— Exercise objective —
Please give the entries again in full and exactly, without any picture.

— Supplied information —
━━━━━━━━━━━━━━━━━━━━
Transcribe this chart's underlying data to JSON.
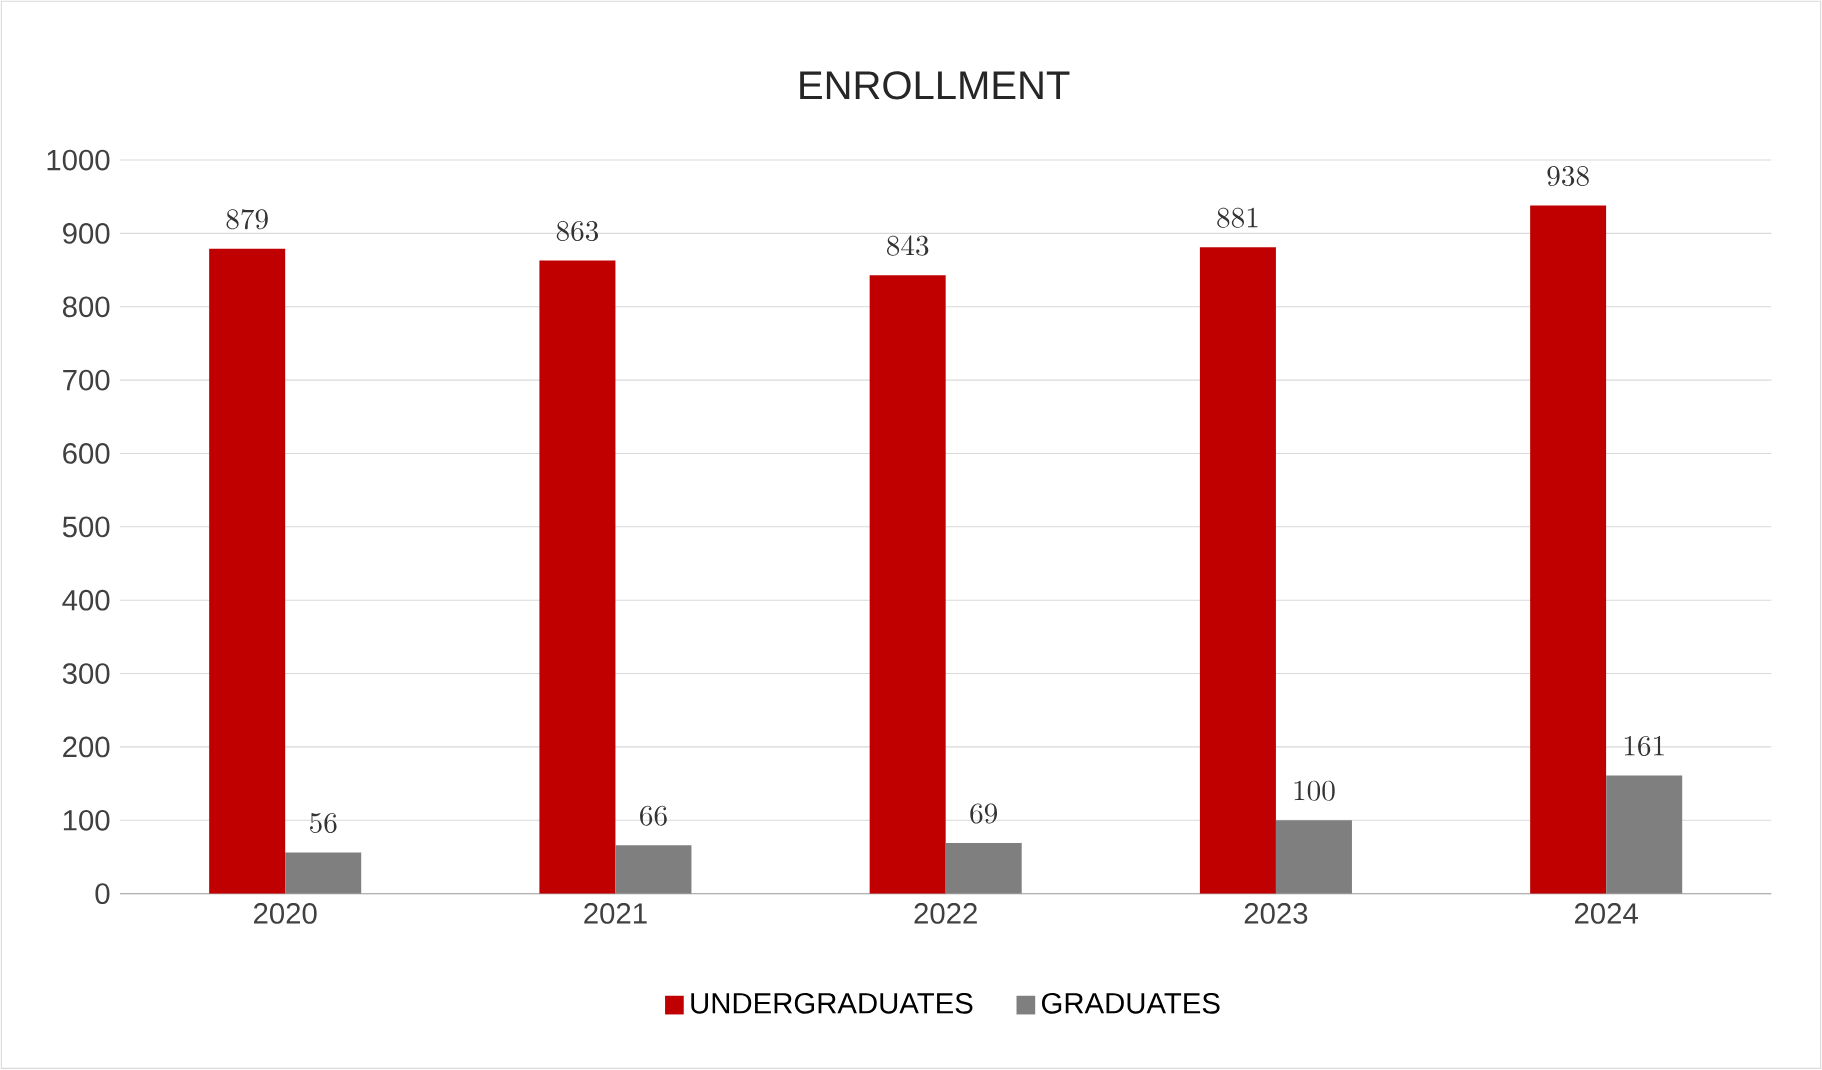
{
  "chart_data": {
    "type": "bar",
    "title": "ENROLLMENT",
    "categories": [
      "2020",
      "2021",
      "2022",
      "2023",
      "2024"
    ],
    "series": [
      {
        "name": "UNDERGRADUATES",
        "color": "#c00000",
        "values": [
          879,
          863,
          843,
          881,
          938
        ]
      },
      {
        "name": "GRADUATES",
        "color": "#7f7f7f",
        "values": [
          56,
          66,
          69,
          100,
          161
        ]
      }
    ],
    "ylim": [
      0,
      1000
    ],
    "yticks": [
      0,
      100,
      200,
      300,
      400,
      500,
      600,
      700,
      800,
      900,
      1000
    ],
    "grid": "y",
    "legend": "bottom",
    "data_labels": true
  }
}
━━━━━━━━━━━━━━━━━━━━
— Result of the exercise —
Transcribe this chart's underlying data to JSON.
{
  "chart_data": {
    "type": "bar",
    "title": "ENROLLMENT",
    "categories": [
      "2020",
      "2021",
      "2022",
      "2023",
      "2024"
    ],
    "series": [
      {
        "name": "UNDERGRADUATES",
        "color": "#c00000",
        "values": [
          879,
          863,
          843,
          881,
          938
        ]
      },
      {
        "name": "GRADUATES",
        "color": "#7f7f7f",
        "values": [
          56,
          66,
          69,
          100,
          161
        ]
      }
    ],
    "ylim": [
      0,
      1000
    ],
    "yticks": [
      0,
      100,
      200,
      300,
      400,
      500,
      600,
      700,
      800,
      900,
      1000
    ],
    "grid": "y",
    "legend": "bottom",
    "data_labels": true
  }
}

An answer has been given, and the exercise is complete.